## [Objective]
Print all the records exactly, please.

* start *

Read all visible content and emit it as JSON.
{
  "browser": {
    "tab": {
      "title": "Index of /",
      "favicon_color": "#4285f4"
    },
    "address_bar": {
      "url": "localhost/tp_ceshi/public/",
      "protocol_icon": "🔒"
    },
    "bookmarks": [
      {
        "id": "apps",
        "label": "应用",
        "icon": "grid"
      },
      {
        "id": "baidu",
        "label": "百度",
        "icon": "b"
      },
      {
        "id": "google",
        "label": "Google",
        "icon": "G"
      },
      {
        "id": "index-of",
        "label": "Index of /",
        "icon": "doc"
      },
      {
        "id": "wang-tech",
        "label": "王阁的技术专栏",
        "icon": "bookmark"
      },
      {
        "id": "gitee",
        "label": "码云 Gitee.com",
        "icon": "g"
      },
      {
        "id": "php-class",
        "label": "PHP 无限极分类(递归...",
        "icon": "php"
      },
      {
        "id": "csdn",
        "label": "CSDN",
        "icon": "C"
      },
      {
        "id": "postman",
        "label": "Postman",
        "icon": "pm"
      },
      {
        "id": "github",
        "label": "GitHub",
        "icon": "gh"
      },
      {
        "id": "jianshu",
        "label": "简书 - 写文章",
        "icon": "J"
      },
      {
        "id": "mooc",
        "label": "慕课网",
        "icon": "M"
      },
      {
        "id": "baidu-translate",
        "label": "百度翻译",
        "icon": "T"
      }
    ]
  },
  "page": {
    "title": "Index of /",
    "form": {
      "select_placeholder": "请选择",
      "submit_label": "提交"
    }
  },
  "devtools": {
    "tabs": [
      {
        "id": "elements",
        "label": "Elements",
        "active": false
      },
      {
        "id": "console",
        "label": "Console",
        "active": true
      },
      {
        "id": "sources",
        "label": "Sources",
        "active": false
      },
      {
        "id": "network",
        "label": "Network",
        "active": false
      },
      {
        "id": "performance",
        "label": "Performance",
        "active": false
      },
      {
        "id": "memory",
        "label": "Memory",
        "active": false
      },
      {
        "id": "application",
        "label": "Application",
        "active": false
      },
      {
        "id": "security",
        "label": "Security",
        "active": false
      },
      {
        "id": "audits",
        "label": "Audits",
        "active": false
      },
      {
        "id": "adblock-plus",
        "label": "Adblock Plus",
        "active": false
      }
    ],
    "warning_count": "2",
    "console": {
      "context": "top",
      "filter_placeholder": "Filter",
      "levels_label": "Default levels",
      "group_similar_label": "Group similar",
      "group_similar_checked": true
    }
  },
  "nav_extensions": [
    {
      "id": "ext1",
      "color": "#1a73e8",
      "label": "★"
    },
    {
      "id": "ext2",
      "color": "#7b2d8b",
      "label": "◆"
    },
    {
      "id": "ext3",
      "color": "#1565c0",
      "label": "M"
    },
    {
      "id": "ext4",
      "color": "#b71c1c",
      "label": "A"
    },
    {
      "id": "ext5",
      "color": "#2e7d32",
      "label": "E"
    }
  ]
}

* end *

## [Reply]
Read all visible content and emit it as JSON.
{
  "browser": {
    "tab": {
      "title": "Index of /",
      "favicon_color": "#4285f4"
    },
    "address_bar": {
      "url": "localhost/tp_ceshi/public/",
      "protocol_icon": "🔒"
    },
    "bookmarks": [
      {
        "id": "apps",
        "label": "应用",
        "icon": "grid"
      },
      {
        "id": "baidu",
        "label": "百度",
        "icon": "b"
      },
      {
        "id": "google",
        "label": "Google",
        "icon": "G"
      },
      {
        "id": "index-of",
        "label": "Index of /",
        "icon": "doc"
      },
      {
        "id": "wang-tech",
        "label": "王阁的技术专栏",
        "icon": "bookmark"
      },
      {
        "id": "gitee",
        "label": "码云 Gitee.com",
        "icon": "g"
      },
      {
        "id": "php-class",
        "label": "PHP 无限极分类(递归...",
        "icon": "php"
      },
      {
        "id": "csdn",
        "label": "CSDN",
        "icon": "C"
      },
      {
        "id": "postman",
        "label": "Postman",
        "icon": "pm"
      },
      {
        "id": "github",
        "label": "GitHub",
        "icon": "gh"
      },
      {
        "id": "jianshu",
        "label": "简书 - 写文章",
        "icon": "J"
      },
      {
        "id": "mooc",
        "label": "慕课网",
        "icon": "M"
      },
      {
        "id": "baidu-translate",
        "label": "百度翻译",
        "icon": "T"
      }
    ]
  },
  "page": {
    "title": "Index of /",
    "form": {
      "select_placeholder": "请选择",
      "submit_label": "提交"
    }
  },
  "devtools": {
    "tabs": [
      {
        "id": "elements",
        "label": "Elements",
        "active": false
      },
      {
        "id": "console",
        "label": "Console",
        "active": true
      },
      {
        "id": "sources",
        "label": "Sources",
        "active": false
      },
      {
        "id": "network",
        "label": "Network",
        "active": false
      },
      {
        "id": "performance",
        "label": "Performance",
        "active": false
      },
      {
        "id": "memory",
        "label": "Memory",
        "active": false
      },
      {
        "id": "application",
        "label": "Application",
        "active": false
      },
      {
        "id": "security",
        "label": "Security",
        "active": false
      },
      {
        "id": "audits",
        "label": "Audits",
        "active": false
      },
      {
        "id": "adblock-plus",
        "label": "Adblock Plus",
        "active": false
      }
    ],
    "warning_count": "2",
    "console": {
      "context": "top",
      "filter_placeholder": "Filter",
      "levels_label": "Default levels",
      "group_similar_label": "Group similar",
      "group_similar_checked": true
    }
  },
  "nav_extensions": [
    {
      "id": "ext1",
      "color": "#1a73e8",
      "label": "★"
    },
    {
      "id": "ext2",
      "color": "#7b2d8b",
      "label": "◆"
    },
    {
      "id": "ext3",
      "color": "#1565c0",
      "label": "M"
    },
    {
      "id": "ext4",
      "color": "#b71c1c",
      "label": "A"
    },
    {
      "id": "ext5",
      "color": "#2e7d32",
      "label": "E"
    }
  ]
}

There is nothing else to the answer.